Data entries for graphics:
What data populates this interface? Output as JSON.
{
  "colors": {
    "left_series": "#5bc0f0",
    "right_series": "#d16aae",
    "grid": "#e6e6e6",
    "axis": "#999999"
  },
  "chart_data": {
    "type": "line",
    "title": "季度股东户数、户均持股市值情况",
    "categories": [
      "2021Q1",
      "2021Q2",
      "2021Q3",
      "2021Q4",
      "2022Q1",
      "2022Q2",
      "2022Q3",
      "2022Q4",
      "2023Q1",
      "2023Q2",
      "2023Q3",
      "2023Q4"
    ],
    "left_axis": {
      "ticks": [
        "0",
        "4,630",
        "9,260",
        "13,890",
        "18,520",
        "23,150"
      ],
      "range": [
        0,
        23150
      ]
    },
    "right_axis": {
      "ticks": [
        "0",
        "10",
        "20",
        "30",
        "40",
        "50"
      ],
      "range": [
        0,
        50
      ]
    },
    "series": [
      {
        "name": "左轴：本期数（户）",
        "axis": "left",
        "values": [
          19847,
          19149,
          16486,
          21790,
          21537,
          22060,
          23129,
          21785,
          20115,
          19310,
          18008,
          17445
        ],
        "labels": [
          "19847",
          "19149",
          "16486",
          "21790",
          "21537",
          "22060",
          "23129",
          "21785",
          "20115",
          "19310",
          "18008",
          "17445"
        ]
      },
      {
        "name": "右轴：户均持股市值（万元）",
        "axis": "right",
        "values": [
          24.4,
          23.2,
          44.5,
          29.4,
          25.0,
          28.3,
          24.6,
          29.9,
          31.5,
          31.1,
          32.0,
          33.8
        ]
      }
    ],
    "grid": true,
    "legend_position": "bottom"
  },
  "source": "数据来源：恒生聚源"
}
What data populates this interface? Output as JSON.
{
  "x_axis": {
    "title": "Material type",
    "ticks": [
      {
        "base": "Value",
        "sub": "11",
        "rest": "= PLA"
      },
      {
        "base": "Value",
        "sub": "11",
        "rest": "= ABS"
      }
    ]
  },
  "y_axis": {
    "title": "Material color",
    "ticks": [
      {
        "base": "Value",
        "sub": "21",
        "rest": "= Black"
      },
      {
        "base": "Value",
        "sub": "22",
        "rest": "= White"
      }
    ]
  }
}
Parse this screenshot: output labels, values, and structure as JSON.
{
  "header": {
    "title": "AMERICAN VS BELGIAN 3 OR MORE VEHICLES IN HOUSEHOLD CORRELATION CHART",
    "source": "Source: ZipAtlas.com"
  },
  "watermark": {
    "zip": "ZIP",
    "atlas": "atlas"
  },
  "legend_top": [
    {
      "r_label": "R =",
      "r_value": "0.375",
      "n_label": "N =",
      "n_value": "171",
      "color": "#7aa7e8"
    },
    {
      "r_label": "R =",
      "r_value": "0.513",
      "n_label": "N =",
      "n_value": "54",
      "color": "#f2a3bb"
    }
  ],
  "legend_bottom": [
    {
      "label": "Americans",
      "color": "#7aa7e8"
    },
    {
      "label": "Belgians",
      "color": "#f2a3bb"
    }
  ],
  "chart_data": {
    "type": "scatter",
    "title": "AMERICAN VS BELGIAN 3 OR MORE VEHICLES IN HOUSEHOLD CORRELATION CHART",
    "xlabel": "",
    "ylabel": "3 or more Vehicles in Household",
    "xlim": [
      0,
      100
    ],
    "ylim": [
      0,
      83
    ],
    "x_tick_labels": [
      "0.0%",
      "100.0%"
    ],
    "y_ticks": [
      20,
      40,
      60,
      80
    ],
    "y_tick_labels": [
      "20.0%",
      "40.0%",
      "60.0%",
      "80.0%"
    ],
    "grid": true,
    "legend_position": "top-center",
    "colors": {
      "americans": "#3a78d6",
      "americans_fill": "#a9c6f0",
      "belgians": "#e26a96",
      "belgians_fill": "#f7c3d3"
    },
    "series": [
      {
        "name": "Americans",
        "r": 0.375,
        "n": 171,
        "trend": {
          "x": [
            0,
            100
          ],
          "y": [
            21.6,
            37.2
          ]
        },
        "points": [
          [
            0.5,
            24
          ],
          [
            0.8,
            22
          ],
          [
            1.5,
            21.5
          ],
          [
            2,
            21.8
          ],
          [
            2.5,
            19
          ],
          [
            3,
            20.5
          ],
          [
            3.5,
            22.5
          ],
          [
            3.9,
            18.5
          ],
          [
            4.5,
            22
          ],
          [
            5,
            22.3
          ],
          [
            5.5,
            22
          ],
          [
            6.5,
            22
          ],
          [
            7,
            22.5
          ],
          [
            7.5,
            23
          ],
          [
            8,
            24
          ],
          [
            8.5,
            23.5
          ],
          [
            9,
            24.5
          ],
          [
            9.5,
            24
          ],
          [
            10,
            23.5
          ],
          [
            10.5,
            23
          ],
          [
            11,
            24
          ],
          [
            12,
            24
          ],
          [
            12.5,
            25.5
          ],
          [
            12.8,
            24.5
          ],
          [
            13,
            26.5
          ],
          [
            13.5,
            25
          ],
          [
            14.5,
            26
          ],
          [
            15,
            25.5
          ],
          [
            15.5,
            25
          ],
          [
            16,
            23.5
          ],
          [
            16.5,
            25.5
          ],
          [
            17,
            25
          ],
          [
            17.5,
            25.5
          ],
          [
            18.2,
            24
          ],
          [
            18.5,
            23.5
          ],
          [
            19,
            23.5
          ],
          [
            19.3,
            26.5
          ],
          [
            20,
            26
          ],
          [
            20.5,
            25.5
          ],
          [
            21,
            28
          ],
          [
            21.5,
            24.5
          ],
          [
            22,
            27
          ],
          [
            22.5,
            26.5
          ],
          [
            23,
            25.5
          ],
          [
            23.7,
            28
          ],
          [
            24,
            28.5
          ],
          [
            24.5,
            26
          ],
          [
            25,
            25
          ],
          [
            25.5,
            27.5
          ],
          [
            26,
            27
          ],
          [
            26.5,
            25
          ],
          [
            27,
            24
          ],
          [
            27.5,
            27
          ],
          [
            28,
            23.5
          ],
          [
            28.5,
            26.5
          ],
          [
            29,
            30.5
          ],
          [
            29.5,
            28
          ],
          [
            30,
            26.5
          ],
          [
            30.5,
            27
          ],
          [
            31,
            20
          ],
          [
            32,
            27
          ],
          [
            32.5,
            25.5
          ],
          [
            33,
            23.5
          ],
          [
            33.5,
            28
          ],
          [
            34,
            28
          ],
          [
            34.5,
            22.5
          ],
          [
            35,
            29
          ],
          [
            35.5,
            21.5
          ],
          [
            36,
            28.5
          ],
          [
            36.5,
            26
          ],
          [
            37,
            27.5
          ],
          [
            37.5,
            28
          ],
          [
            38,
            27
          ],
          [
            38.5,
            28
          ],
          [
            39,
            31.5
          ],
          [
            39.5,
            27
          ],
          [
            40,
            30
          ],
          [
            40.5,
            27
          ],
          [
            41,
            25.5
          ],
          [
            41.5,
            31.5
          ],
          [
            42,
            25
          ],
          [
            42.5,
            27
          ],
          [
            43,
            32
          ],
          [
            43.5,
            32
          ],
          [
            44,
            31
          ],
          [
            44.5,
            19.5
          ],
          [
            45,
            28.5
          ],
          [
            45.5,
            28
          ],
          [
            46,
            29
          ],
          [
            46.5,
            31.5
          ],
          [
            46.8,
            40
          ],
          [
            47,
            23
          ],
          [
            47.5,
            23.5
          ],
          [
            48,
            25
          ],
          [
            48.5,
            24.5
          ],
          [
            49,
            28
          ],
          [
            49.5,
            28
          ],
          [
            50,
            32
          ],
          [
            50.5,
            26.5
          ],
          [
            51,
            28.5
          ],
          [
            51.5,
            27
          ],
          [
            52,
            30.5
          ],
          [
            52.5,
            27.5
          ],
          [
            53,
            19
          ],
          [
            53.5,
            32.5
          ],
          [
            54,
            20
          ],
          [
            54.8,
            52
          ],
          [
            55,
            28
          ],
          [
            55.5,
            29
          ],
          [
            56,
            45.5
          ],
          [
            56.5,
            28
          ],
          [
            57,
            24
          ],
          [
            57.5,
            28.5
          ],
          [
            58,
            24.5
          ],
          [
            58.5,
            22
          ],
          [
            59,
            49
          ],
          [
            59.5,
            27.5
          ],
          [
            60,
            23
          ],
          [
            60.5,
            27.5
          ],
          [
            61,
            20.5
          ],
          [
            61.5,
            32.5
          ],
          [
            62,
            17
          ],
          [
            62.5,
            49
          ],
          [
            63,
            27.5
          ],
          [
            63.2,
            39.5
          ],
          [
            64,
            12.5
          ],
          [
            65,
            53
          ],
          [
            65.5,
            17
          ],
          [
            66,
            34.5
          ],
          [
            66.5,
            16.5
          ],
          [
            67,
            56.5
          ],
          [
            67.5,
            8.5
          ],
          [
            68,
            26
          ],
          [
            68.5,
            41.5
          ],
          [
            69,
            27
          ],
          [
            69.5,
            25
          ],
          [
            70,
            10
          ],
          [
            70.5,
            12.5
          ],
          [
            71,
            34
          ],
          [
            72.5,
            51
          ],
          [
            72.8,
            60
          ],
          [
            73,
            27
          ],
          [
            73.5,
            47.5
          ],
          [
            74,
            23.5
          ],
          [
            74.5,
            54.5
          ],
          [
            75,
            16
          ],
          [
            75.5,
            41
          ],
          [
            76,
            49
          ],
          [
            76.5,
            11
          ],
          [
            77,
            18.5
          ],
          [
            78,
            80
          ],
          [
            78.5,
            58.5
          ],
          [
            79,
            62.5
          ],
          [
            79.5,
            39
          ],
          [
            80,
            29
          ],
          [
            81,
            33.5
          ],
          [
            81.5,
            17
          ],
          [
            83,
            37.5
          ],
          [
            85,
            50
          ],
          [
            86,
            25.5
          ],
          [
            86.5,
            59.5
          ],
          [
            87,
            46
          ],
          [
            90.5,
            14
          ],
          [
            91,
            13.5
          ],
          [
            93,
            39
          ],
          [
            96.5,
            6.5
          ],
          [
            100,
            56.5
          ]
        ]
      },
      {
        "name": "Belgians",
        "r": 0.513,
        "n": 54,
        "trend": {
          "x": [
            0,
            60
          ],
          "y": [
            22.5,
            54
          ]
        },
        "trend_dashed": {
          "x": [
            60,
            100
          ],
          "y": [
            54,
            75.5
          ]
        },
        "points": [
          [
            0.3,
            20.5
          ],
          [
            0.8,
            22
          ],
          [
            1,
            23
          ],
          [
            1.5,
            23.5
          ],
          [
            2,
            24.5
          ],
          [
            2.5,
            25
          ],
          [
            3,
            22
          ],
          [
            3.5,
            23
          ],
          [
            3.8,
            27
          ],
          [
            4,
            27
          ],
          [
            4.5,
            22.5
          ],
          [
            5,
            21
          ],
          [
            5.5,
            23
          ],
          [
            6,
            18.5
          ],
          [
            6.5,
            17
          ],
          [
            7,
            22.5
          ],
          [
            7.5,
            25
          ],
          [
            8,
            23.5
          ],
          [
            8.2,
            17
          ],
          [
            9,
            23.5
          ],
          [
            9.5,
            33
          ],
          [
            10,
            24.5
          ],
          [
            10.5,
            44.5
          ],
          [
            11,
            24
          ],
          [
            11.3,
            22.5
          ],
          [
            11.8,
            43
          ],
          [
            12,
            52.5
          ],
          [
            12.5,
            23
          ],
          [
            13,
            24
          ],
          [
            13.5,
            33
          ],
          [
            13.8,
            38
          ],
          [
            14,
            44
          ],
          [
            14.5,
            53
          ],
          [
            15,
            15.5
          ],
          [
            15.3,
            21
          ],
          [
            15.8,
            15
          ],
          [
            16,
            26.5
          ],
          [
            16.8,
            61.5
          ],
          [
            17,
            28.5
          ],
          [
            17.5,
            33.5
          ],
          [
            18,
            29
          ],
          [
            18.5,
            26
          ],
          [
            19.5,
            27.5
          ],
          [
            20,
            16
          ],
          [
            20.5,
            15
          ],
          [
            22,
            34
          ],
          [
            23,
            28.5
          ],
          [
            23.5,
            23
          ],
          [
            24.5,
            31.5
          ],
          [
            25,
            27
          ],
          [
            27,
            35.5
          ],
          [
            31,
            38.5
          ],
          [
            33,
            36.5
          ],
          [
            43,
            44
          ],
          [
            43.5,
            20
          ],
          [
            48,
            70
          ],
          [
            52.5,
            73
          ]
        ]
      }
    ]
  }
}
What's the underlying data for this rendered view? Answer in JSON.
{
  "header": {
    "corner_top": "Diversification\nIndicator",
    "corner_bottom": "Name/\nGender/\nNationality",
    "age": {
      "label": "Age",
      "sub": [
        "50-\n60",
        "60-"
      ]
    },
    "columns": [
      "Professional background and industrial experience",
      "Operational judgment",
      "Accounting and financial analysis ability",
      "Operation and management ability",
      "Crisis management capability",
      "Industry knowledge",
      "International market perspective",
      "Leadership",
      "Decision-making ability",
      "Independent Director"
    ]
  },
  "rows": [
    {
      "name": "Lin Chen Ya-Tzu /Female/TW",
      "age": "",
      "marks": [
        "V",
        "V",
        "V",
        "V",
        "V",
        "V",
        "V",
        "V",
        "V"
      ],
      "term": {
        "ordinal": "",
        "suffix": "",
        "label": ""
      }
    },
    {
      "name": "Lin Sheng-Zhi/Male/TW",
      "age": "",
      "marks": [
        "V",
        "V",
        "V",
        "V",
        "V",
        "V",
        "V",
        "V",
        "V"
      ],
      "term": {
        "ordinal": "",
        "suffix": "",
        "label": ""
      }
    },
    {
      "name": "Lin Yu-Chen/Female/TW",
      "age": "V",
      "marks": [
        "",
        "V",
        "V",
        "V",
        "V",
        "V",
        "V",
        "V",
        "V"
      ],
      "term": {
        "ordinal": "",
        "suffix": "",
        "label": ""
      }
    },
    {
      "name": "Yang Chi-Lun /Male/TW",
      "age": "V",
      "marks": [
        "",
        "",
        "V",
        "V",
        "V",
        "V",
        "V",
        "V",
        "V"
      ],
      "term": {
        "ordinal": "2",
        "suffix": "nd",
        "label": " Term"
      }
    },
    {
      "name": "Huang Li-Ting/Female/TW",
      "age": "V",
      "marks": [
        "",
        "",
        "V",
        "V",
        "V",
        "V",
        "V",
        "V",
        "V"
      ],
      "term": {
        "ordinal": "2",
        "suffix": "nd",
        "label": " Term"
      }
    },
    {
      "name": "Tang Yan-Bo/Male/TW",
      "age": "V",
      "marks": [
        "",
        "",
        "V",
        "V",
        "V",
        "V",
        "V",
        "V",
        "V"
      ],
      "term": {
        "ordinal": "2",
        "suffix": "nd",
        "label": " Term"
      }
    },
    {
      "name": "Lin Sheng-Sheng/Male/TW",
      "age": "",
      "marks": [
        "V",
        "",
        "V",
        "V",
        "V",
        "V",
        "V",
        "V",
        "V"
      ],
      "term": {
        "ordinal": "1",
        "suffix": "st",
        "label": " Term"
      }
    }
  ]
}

# WORK TO COMPLETE:
Copy each line containing the word "Female" from the data.

# COMPLETE OUTPUT:
      "name": "Lin Chen Ya-Tzu /Female/TW",
      "name": "Lin Yu-Chen/Female/TW",
      "name": "Huang Li-Ting/Female/TW",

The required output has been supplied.